Begin Data in this exercise

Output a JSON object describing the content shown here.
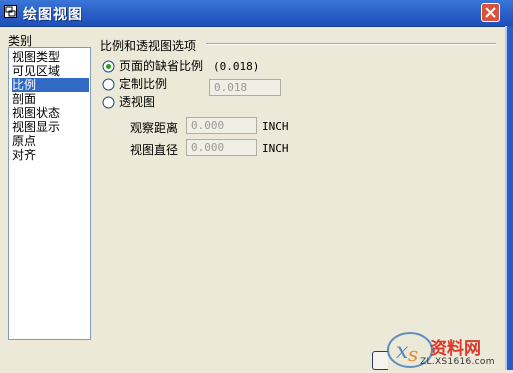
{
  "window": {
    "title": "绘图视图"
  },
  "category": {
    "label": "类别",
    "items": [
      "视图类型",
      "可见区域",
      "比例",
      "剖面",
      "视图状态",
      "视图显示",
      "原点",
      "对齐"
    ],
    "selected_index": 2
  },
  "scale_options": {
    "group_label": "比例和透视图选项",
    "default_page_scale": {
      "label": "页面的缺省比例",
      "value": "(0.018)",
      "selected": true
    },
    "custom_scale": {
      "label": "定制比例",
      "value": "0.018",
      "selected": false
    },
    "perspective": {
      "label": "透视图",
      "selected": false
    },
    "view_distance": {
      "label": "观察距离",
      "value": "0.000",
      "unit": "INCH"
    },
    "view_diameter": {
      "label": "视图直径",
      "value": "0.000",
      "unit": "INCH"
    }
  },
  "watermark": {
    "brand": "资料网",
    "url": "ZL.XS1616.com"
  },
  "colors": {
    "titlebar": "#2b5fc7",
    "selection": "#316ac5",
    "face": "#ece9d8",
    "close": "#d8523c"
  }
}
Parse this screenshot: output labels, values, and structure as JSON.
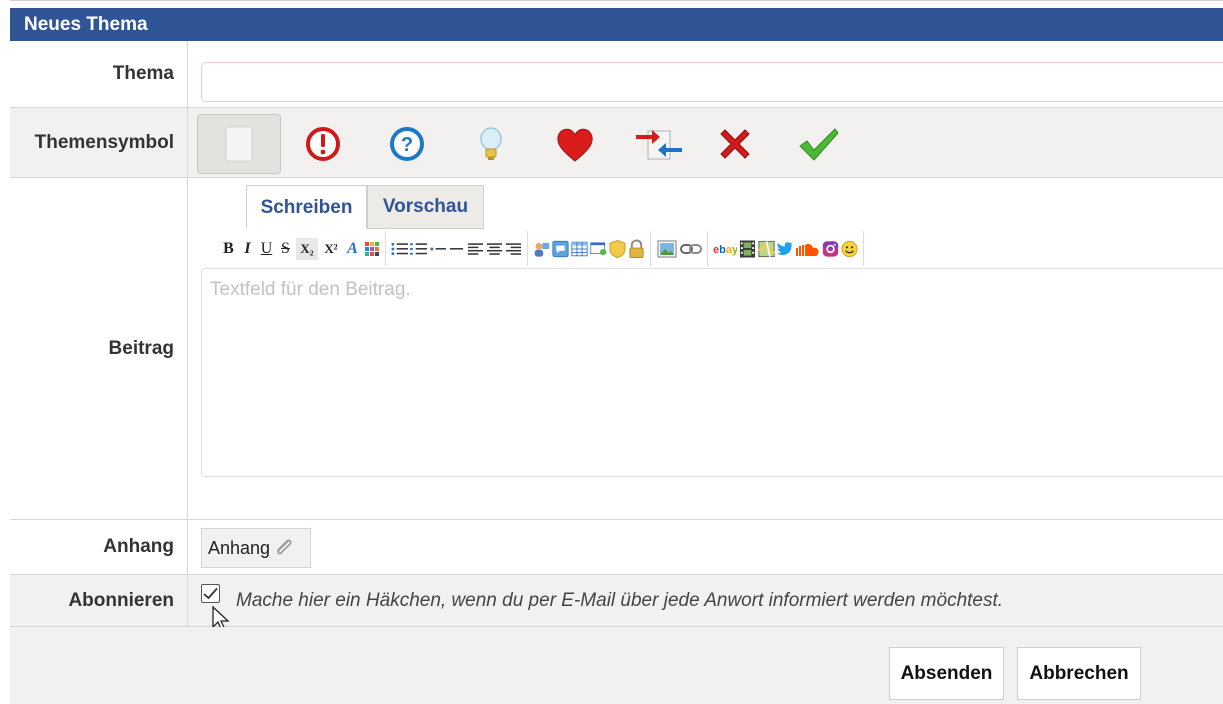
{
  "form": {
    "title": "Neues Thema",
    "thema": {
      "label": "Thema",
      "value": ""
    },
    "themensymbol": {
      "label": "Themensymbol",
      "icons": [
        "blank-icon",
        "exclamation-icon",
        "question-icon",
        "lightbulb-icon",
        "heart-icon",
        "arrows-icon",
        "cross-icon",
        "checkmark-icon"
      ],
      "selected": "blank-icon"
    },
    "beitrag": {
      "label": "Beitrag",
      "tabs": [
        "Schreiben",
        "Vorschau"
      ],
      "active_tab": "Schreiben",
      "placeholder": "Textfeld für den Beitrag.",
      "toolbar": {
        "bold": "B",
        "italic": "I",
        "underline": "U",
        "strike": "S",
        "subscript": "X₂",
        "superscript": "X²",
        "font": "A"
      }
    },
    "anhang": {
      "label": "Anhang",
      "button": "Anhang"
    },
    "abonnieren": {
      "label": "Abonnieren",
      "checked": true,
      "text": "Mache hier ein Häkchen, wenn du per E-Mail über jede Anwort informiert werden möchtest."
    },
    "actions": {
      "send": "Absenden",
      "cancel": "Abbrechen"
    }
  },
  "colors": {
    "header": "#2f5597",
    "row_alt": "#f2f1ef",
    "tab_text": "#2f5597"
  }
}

End Data in this exercise

(Your goal): Without the pictures, copy the material exactly as given.

(Expected output):
Output a JSON object describing the content shown here.
{
  "window": {
    "title": "绘图视图"
  },
  "category": {
    "label": "类别",
    "items": [
      "视图类型",
      "可见区域",
      "比例",
      "剖面",
      "视图状态",
      "视图显示",
      "原点",
      "对齐"
    ],
    "selected_index": 2
  },
  "scale_options": {
    "group_label": "比例和透视图选项",
    "default_page_scale": {
      "label": "页面的缺省比例",
      "value": "(0.018)",
      "selected": true
    },
    "custom_scale": {
      "label": "定制比例",
      "value": "0.018",
      "selected": false
    },
    "perspective": {
      "label": "透视图",
      "selected": false
    },
    "view_distance": {
      "label": "观察距离",
      "value": "0.000",
      "unit": "INCH"
    },
    "view_diameter": {
      "label": "视图直径",
      "value": "0.000",
      "unit": "INCH"
    }
  },
  "watermark": {
    "brand": "资料网",
    "url": "ZL.XS1616.com"
  },
  "colors": {
    "titlebar": "#2b5fc7",
    "selection": "#316ac5",
    "face": "#ece9d8",
    "close": "#d8523c"
  }
}
Parse this screenshot: output labels, values, and structure as JSON.
{
  "form": {
    "title": "Neues Thema",
    "thema": {
      "label": "Thema",
      "value": ""
    },
    "themensymbol": {
      "label": "Themensymbol",
      "icons": [
        "blank-icon",
        "exclamation-icon",
        "question-icon",
        "lightbulb-icon",
        "heart-icon",
        "arrows-icon",
        "cross-icon",
        "checkmark-icon"
      ],
      "selected": "blank-icon"
    },
    "beitrag": {
      "label": "Beitrag",
      "tabs": [
        "Schreiben",
        "Vorschau"
      ],
      "active_tab": "Schreiben",
      "placeholder": "Textfeld für den Beitrag.",
      "toolbar": {
        "bold": "B",
        "italic": "I",
        "underline": "U",
        "strike": "S",
        "subscript": "X₂",
        "superscript": "X²",
        "font": "A"
      }
    },
    "anhang": {
      "label": "Anhang",
      "button": "Anhang"
    },
    "abonnieren": {
      "label": "Abonnieren",
      "checked": true,
      "text": "Mache hier ein Häkchen, wenn du per E-Mail über jede Anwort informiert werden möchtest."
    },
    "actions": {
      "send": "Absenden",
      "cancel": "Abbrechen"
    }
  },
  "colors": {
    "header": "#2f5597",
    "row_alt": "#f2f1ef",
    "tab_text": "#2f5597"
  }
}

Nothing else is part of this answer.